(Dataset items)
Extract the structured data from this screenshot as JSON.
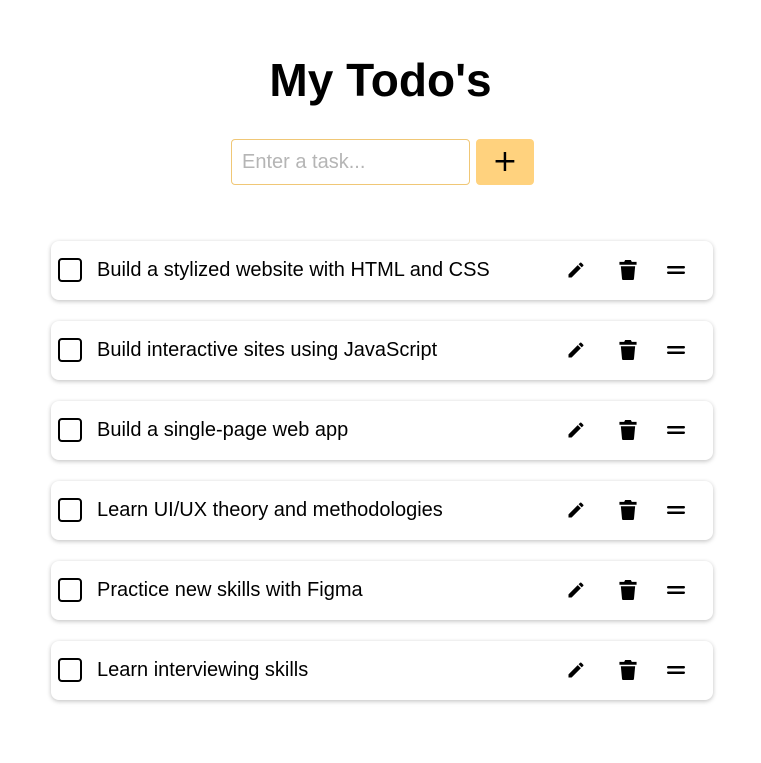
{
  "header": {
    "title": "My Todo's"
  },
  "add_form": {
    "placeholder": "Enter a task...",
    "value": "",
    "add_label": "+"
  },
  "todos": [
    {
      "text": "Build a stylized website with HTML and CSS",
      "done": false
    },
    {
      "text": "Build interactive sites using JavaScript",
      "done": false
    },
    {
      "text": "Build a single-page web app",
      "done": false
    },
    {
      "text": "Learn UI/UX theory and methodologies",
      "done": false
    },
    {
      "text": "Practice new skills with Figma",
      "done": false
    },
    {
      "text": "Learn interviewing skills",
      "done": false
    }
  ],
  "icons": {
    "edit": "pencil-icon",
    "delete": "trash-icon",
    "drag": "drag-handle-icon"
  },
  "colors": {
    "accent": "#ffd27e",
    "input_border": "#f0c776",
    "text": "#000000",
    "background": "#ffffff"
  }
}
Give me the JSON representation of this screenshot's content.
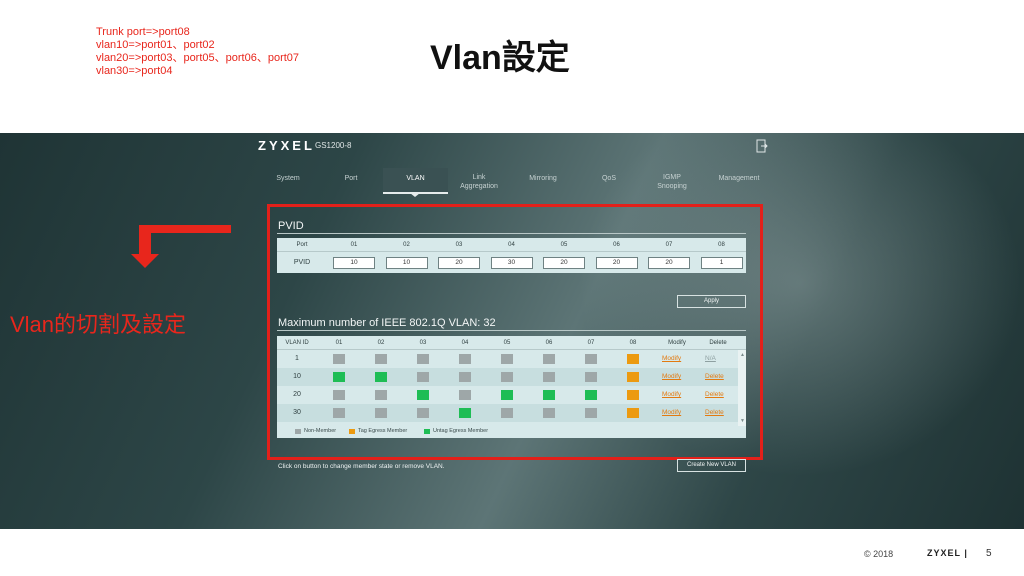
{
  "notes": [
    "Trunk port=>port08",
    "vlan10=>port01、port02",
    "vlan20=>port03、port05、port06、port07",
    "vlan30=>port04"
  ],
  "slide_title": "Vlan設定",
  "left_label": "Vlan的切割及設定",
  "app": {
    "brand": "ZYXEL",
    "model": "GS1200-8",
    "nav": [
      {
        "label": "System"
      },
      {
        "label": "Port"
      },
      {
        "label": "VLAN"
      },
      {
        "label": "Link Aggregation"
      },
      {
        "label": "Mirroring"
      },
      {
        "label": "QoS"
      },
      {
        "label": "IGMP Snooping"
      },
      {
        "label": "Management"
      }
    ]
  },
  "pvid": {
    "title": "PVID",
    "port_header": "Port",
    "row_label": "PVID",
    "ports": [
      "01",
      "02",
      "03",
      "04",
      "05",
      "06",
      "07",
      "08"
    ],
    "values": [
      "10",
      "10",
      "20",
      "30",
      "20",
      "20",
      "20",
      "1"
    ],
    "apply_label": "Apply"
  },
  "vlan": {
    "title": "Maximum number of IEEE 802.1Q VLAN: 32",
    "headers": {
      "id": "VLAN ID",
      "modify": "Modify",
      "delete": "Delete"
    },
    "ports": [
      "01",
      "02",
      "03",
      "04",
      "05",
      "06",
      "07",
      "08"
    ],
    "rows": [
      {
        "id": "1",
        "members": [
          "non",
          "non",
          "non",
          "non",
          "non",
          "non",
          "non",
          "tag"
        ],
        "modify": "Modify",
        "delete": "N/A"
      },
      {
        "id": "10",
        "members": [
          "untag",
          "untag",
          "non",
          "non",
          "non",
          "non",
          "non",
          "tag"
        ],
        "modify": "Modify",
        "delete": "Delete"
      },
      {
        "id": "20",
        "members": [
          "non",
          "non",
          "untag",
          "non",
          "untag",
          "untag",
          "untag",
          "tag"
        ],
        "modify": "Modify",
        "delete": "Delete"
      },
      {
        "id": "30",
        "members": [
          "non",
          "non",
          "non",
          "untag",
          "non",
          "non",
          "non",
          "tag"
        ],
        "modify": "Modify",
        "delete": "Delete"
      }
    ],
    "legend": {
      "non": "Non-Member",
      "tag": "Tag Egress Member",
      "untag": "Untag Egress Member"
    },
    "colors": {
      "non": "#9ea7a8",
      "tag": "#ec9a10",
      "untag": "#1ebd55"
    },
    "hint": "Click on button to change member state or remove VLAN.",
    "create_label": "Create New VLAN"
  },
  "footer": {
    "copyright": "© 2018",
    "brand": "ZYXEL |",
    "page": "5"
  }
}
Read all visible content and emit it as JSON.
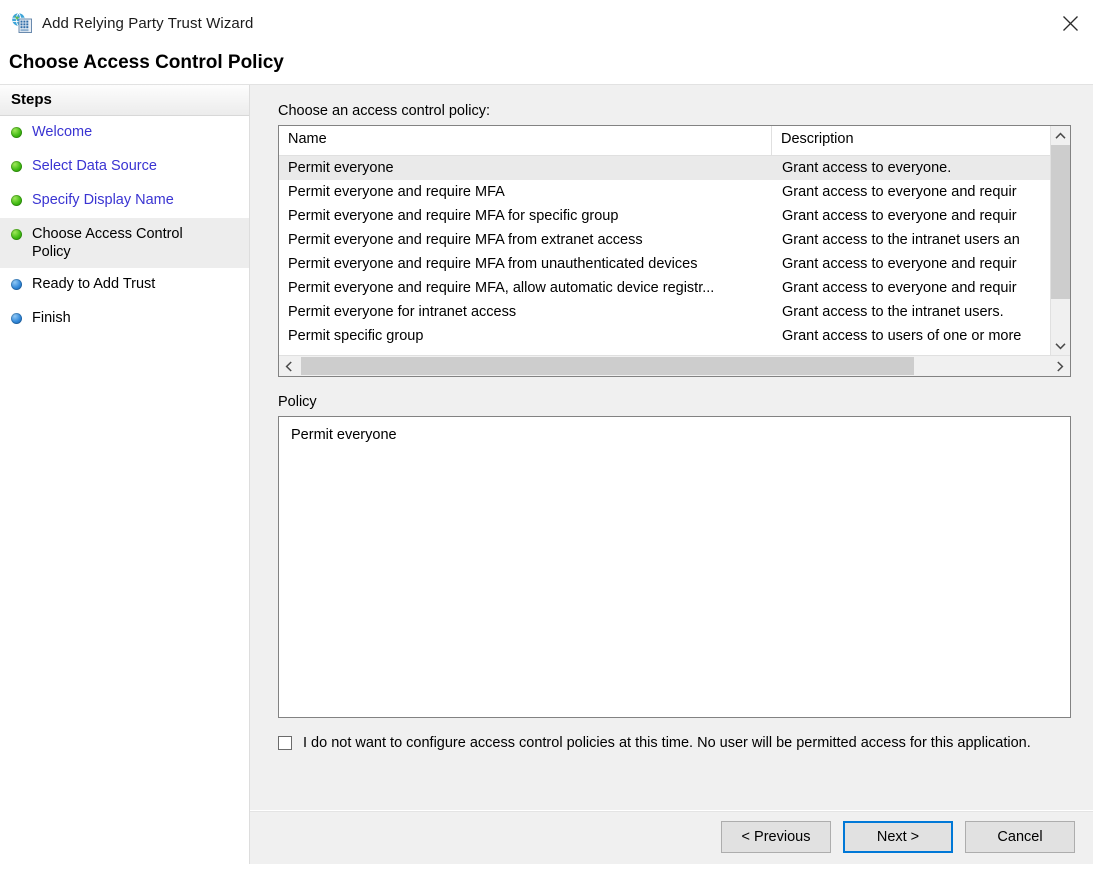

#### Required work:
Leave out the pictures and retype every line above exactly.

#### Response:
Extract the structured data from this screenshot as JSON.
{
  "header": {
    "title": "My Todo's"
  },
  "add_form": {
    "placeholder": "Enter a task...",
    "value": "",
    "add_label": "+"
  },
  "todos": [
    {
      "text": "Build a stylized website with HTML and CSS",
      "done": false
    },
    {
      "text": "Build interactive sites using JavaScript",
      "done": false
    },
    {
      "text": "Build a single-page web app",
      "done": false
    },
    {
      "text": "Learn UI/UX theory and methodologies",
      "done": false
    },
    {
      "text": "Practice new skills with Figma",
      "done": false
    },
    {
      "text": "Learn interviewing skills",
      "done": false
    }
  ],
  "icons": {
    "edit": "pencil-icon",
    "delete": "trash-icon",
    "drag": "drag-handle-icon"
  },
  "colors": {
    "accent": "#ffd27e",
    "input_border": "#f0c776",
    "text": "#000000",
    "background": "#ffffff"
  }
}
Give me the JSON representation of this screenshot's content.
{
  "notes": [
    "Trunk port=>port08",
    "vlan10=>port01、port02",
    "vlan20=>port03、port05、port06、port07",
    "vlan30=>port04"
  ],
  "slide_title": "Vlan設定",
  "left_label": "Vlan的切割及設定",
  "app": {
    "brand": "ZYXEL",
    "model": "GS1200-8",
    "nav": [
      {
        "label": "System"
      },
      {
        "label": "Port"
      },
      {
        "label": "VLAN"
      },
      {
        "label": "Link Aggregation"
      },
      {
        "label": "Mirroring"
      },
      {
        "label": "QoS"
      },
      {
        "label": "IGMP Snooping"
      },
      {
        "label": "Management"
      }
    ]
  },
  "pvid": {
    "title": "PVID",
    "port_header": "Port",
    "row_label": "PVID",
    "ports": [
      "01",
      "02",
      "03",
      "04",
      "05",
      "06",
      "07",
      "08"
    ],
    "values": [
      "10",
      "10",
      "20",
      "30",
      "20",
      "20",
      "20",
      "1"
    ],
    "apply_label": "Apply"
  },
  "vlan": {
    "title": "Maximum number of IEEE 802.1Q VLAN: 32",
    "headers": {
      "id": "VLAN ID",
      "modify": "Modify",
      "delete": "Delete"
    },
    "ports": [
      "01",
      "02",
      "03",
      "04",
      "05",
      "06",
      "07",
      "08"
    ],
    "rows": [
      {
        "id": "1",
        "members": [
          "non",
          "non",
          "non",
          "non",
          "non",
          "non",
          "non",
          "tag"
        ],
        "modify": "Modify",
        "delete": "N/A"
      },
      {
        "id": "10",
        "members": [
          "untag",
          "untag",
          "non",
          "non",
          "non",
          "non",
          "non",
          "tag"
        ],
        "modify": "Modify",
        "delete": "Delete"
      },
      {
        "id": "20",
        "members": [
          "non",
          "non",
          "untag",
          "non",
          "untag",
          "untag",
          "untag",
          "tag"
        ],
        "modify": "Modify",
        "delete": "Delete"
      },
      {
        "id": "30",
        "members": [
          "non",
          "non",
          "non",
          "untag",
          "non",
          "non",
          "non",
          "tag"
        ],
        "modify": "Modify",
        "delete": "Delete"
      }
    ],
    "legend": {
      "non": "Non-Member",
      "tag": "Tag Egress Member",
      "untag": "Untag Egress Member"
    },
    "colors": {
      "non": "#9ea7a8",
      "tag": "#ec9a10",
      "untag": "#1ebd55"
    },
    "hint": "Click on button to change member state or remove VLAN.",
    "create_label": "Create New VLAN"
  },
  "footer": {
    "copyright": "© 2018",
    "brand": "ZYXEL |",
    "page": "5"
  }
}
Read all visible content and emit it as JSON.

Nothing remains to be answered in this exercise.